What you are asked to do
Output solely the number of lines containing the string "content".

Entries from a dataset
§ §

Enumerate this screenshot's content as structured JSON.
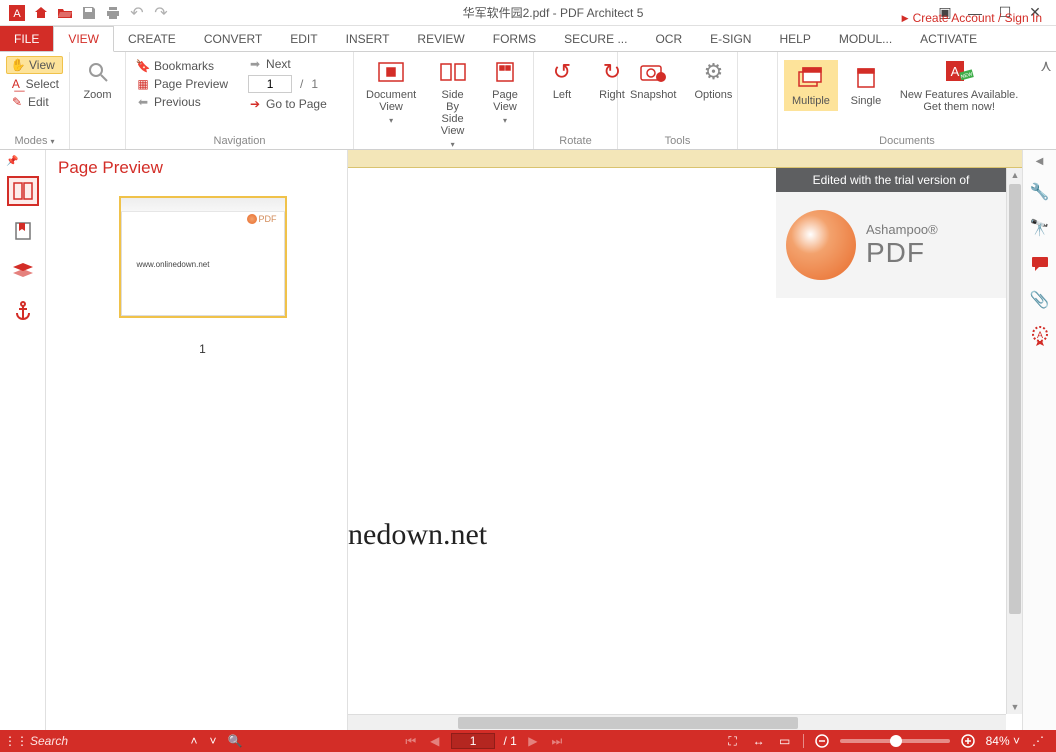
{
  "title_bar": {
    "document_name": "华军软件园2.pdf",
    "separator": "   -   ",
    "app_name": "PDF Architect 5"
  },
  "account_link": "Create Account / Sign In",
  "menu_tabs": {
    "file": "FILE",
    "view": "VIEW",
    "create": "CREATE",
    "convert": "CONVERT",
    "edit": "EDIT",
    "insert": "INSERT",
    "review": "REVIEW",
    "forms": "FORMS",
    "secure": "SECURE ...",
    "ocr": "OCR",
    "esign": "E-SIGN",
    "help": "HELP",
    "modul": "MODUL...",
    "activate": "ACTIVATE"
  },
  "ribbon": {
    "modes": {
      "label": "Modes",
      "view": "View",
      "select": "Select",
      "edit": "Edit"
    },
    "zoom": {
      "label": "Zoom",
      "btn": "Zoom"
    },
    "navigation": {
      "label": "Navigation",
      "bookmarks": "Bookmarks",
      "page_preview": "Page Preview",
      "previous": "Previous",
      "next": "Next",
      "page_value": "1",
      "page_sep": "/",
      "page_total": "1",
      "goto": "Go to Page"
    },
    "views": {
      "document_view": "Document View",
      "side_by_side": "Side By Side View",
      "page_view": "Page View"
    },
    "rotate": {
      "label": "Rotate",
      "left": "Left",
      "right": "Right"
    },
    "tools": {
      "label": "Tools",
      "snapshot": "Snapshot",
      "options": "Options"
    },
    "documents": {
      "label": "Documents",
      "multiple": "Multiple",
      "single": "Single",
      "new_features_line1": "New Features Available.",
      "new_features_line2": "Get them now!"
    }
  },
  "preview": {
    "title": "Page Preview",
    "thumb_text": "www.onlinedown.net",
    "thumb_logo": "PDF",
    "page_number": "1"
  },
  "doc": {
    "trial_banner": "Edited with the trial version of",
    "ashampoo_line1": "Ashampoo®",
    "ashampoo_line2": "PDF",
    "main_text": "nedown.net"
  },
  "status": {
    "search_placeholder": "Search",
    "page_current": "1",
    "page_sep": "/",
    "page_total": "1",
    "zoom_label": "84%"
  }
}
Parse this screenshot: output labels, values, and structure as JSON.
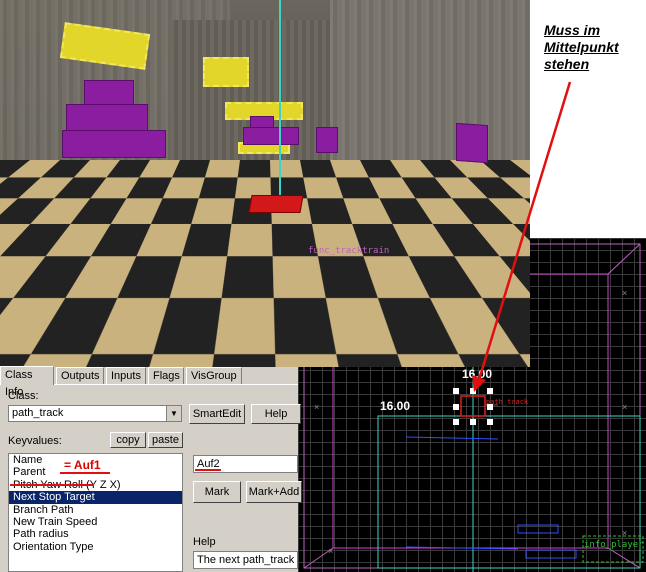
{
  "annotation": {
    "lines": [
      "Muss im",
      "Mittelpunkt",
      "stehen"
    ],
    "arrow_color": "#e01010"
  },
  "properties_dialog": {
    "tabs": [
      "Class Info",
      "Outputs",
      "Inputs",
      "Flags",
      "VisGroup"
    ],
    "active_tab": "Class Info",
    "class_label": "Class:",
    "class_value": "path_track",
    "smartedit_label": "SmartEdit",
    "help_button_label": "Help",
    "keyvalues_label": "Keyvalues:",
    "copy_label": "copy",
    "paste_label": "paste",
    "keyvalues": [
      "Name",
      "Parent",
      "Pitch Yaw Roll (Y Z X)",
      "Next Stop Target",
      "Branch Path",
      "New Train Speed",
      "Path radius",
      "Orientation Type"
    ],
    "selected_keyvalue": "Next Stop Target",
    "name_annotation": "= Auf1",
    "value_field": "Auf2",
    "mark_label": "Mark",
    "mark_add_label": "Mark+Add",
    "help_label": "Help",
    "help_text": "The next path_track"
  },
  "grid_view": {
    "entity_labels": [
      "func_tracktrain",
      "trigger_multiple",
      "path_track"
    ],
    "dimension_x": "16.00",
    "dimension_y": "16.00",
    "corner_label": "info_player",
    "colors": {
      "tracktrain": "#c060c0",
      "trigger": "#d040d0",
      "cyan": "#3fd3c8",
      "path": "#e02020",
      "blue_links": "#3050ff",
      "green": "#30c030"
    }
  },
  "colors": {
    "selection_blue": "#0a246a",
    "dialog_face": "#d4d0c8",
    "accent_red": "#e01010"
  }
}
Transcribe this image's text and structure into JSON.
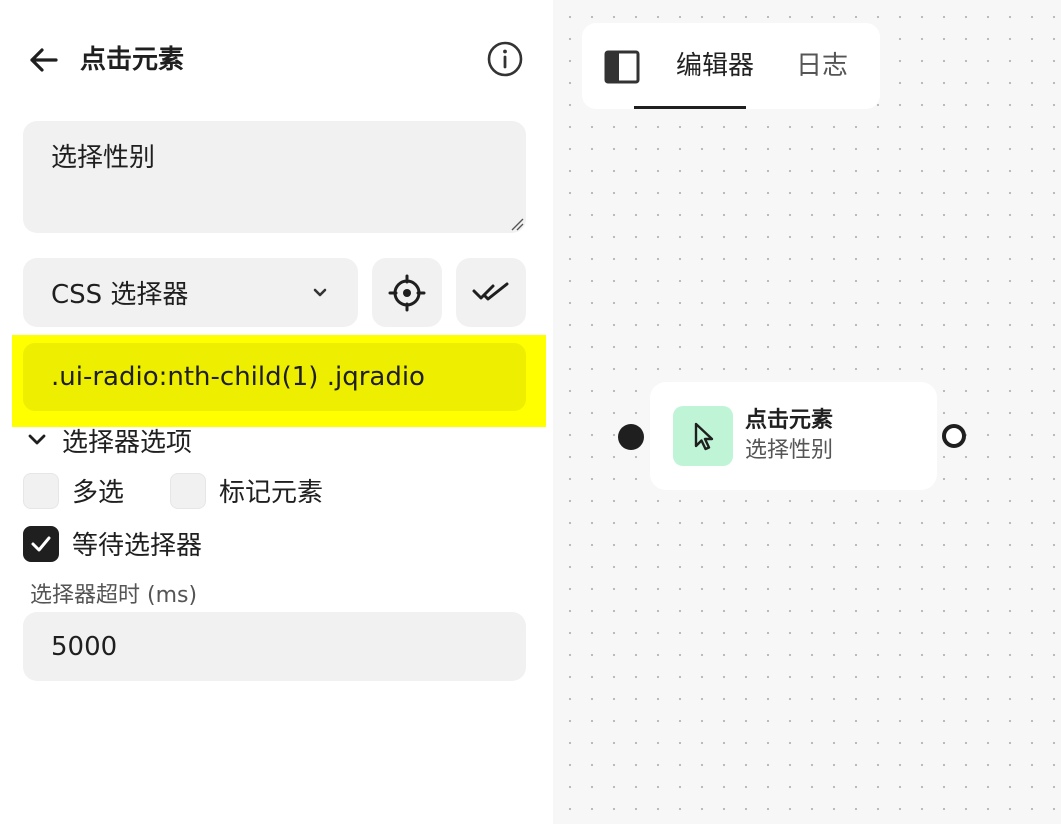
{
  "panel": {
    "title": "点击元素",
    "description": "选择性别",
    "selector_type": "CSS 选择器",
    "selector_value": ".ui-radio:nth-child(1) .jqradio",
    "options_toggle_label": "选择器选项",
    "options": {
      "multiple_label": "多选",
      "multiple_checked": false,
      "mark_element_label": "标记元素",
      "mark_element_checked": false,
      "wait_selector_label": "等待选择器",
      "wait_selector_checked": true
    },
    "timeout_label": "选择器超时 (ms)",
    "timeout_value": "5000",
    "highlight_color": "#ffff00"
  },
  "canvas": {
    "tabs": [
      {
        "label": "编辑器",
        "active": true
      },
      {
        "label": "日志",
        "active": false
      }
    ],
    "node": {
      "title": "点击元素",
      "subtitle": "选择性别",
      "icon": "cursor-click-icon",
      "icon_bg": "#bff5d6"
    }
  }
}
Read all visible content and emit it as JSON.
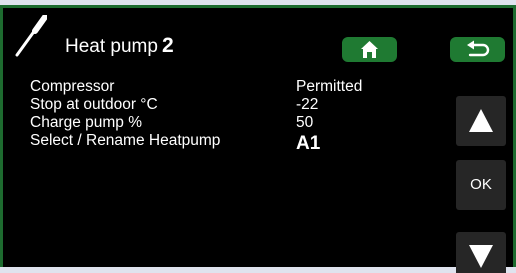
{
  "header": {
    "title": "Heat pump",
    "number": "2",
    "icon": "wrench-icon"
  },
  "toolbar": {
    "home_icon": "home-icon",
    "back_icon": "back-arrow-icon"
  },
  "settings": [
    {
      "label": "Compressor",
      "value": "Permitted"
    },
    {
      "label": "Stop at outdoor °C",
      "value": "-22"
    },
    {
      "label": "Charge pump %",
      "value": "50"
    },
    {
      "label": "Select / Rename Heatpump",
      "value": "A1"
    }
  ],
  "nav": {
    "up_icon": "arrow-up-icon",
    "ok_label": "OK",
    "down_icon": "arrow-down-icon"
  },
  "colors": {
    "accent": "#1f7a32",
    "frame": "#1d6b2f",
    "background": "#000000",
    "outer": "#dfe3ee"
  }
}
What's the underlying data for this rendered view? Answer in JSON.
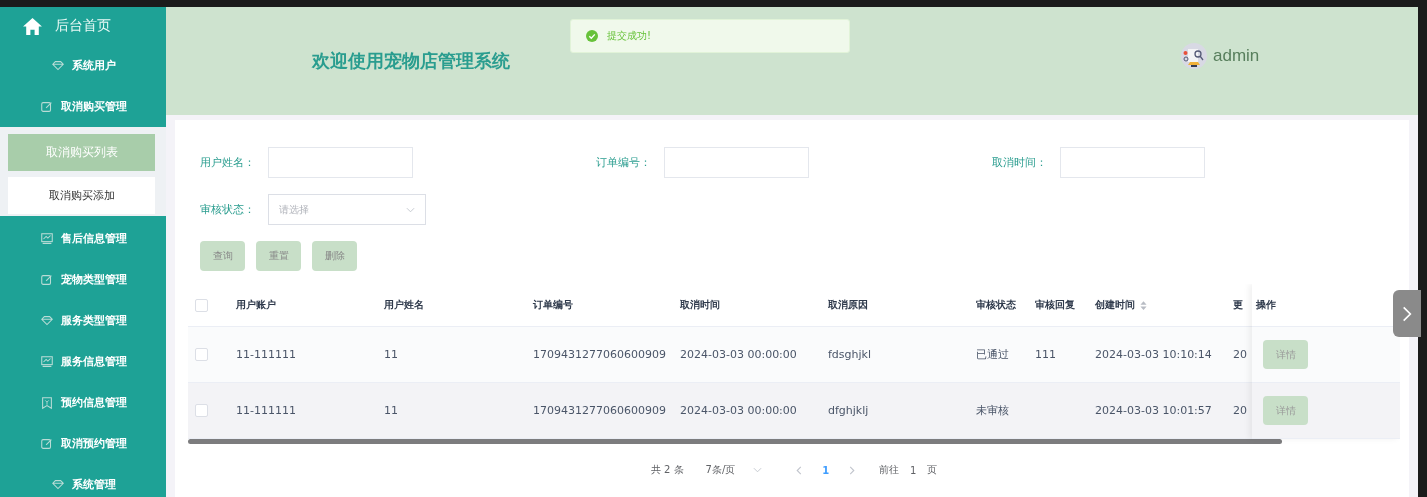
{
  "sidebar": {
    "home": {
      "label": "后台首页"
    },
    "items": [
      {
        "label": "系统用户"
      },
      {
        "label": "取消购买管理",
        "children": [
          {
            "label": "取消购买列表",
            "selected": true
          },
          {
            "label": "取消购买添加",
            "selected": false
          }
        ]
      },
      {
        "label": "售后信息管理"
      },
      {
        "label": "宠物类型管理"
      },
      {
        "label": "服务类型管理"
      },
      {
        "label": "服务信息管理"
      },
      {
        "label": "预约信息管理"
      },
      {
        "label": "取消预约管理"
      },
      {
        "label": "系统管理"
      }
    ]
  },
  "header": {
    "title": "欢迎使用宠物店管理系统",
    "toast": {
      "message": "提交成功!"
    },
    "user": {
      "name": "admin"
    }
  },
  "filters": [
    {
      "label": "用户姓名：",
      "kind": "text"
    },
    {
      "label": "订单编号：",
      "kind": "text"
    },
    {
      "label": "取消时间：",
      "kind": "text"
    },
    {
      "label": "审核状态：",
      "kind": "select",
      "placeholder": "请选择"
    }
  ],
  "buttons": [
    "查询",
    "重置",
    "删除"
  ],
  "table": {
    "select_all": {
      "checked": false
    },
    "columns": [
      {
        "label": "用户账户"
      },
      {
        "label": "用户姓名"
      },
      {
        "label": "订单编号"
      },
      {
        "label": "取消时间"
      },
      {
        "label": "取消原因"
      },
      {
        "label": "审核状态"
      },
      {
        "label": "审核回复"
      },
      {
        "label": "创建时间",
        "sortable": true
      },
      {
        "label": "更"
      }
    ],
    "action_column": "操作",
    "rows": [
      {
        "checked": false,
        "cells": [
          "11-111111",
          "11",
          "1709431277060600909",
          "2024-03-03 00:00:00",
          "fdsghjkl",
          "已通过",
          "111",
          "2024-03-03 10:10:14",
          "20"
        ],
        "action": "详情"
      },
      {
        "checked": false,
        "cells": [
          "11-111111",
          "11",
          "1709431277060600909",
          "2024-03-03 00:00:00",
          "dfghjklj",
          "未审核",
          null,
          "2024-03-03 10:01:57",
          "20"
        ],
        "action": "详情"
      }
    ]
  },
  "pagination": {
    "total": "共 2 条",
    "page_size": "7条/页",
    "pages": [
      {
        "label": "1",
        "selected": true
      }
    ],
    "goto_label": "前往",
    "goto_value": "1",
    "page_suffix": "页"
  }
}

§ §

Solution
2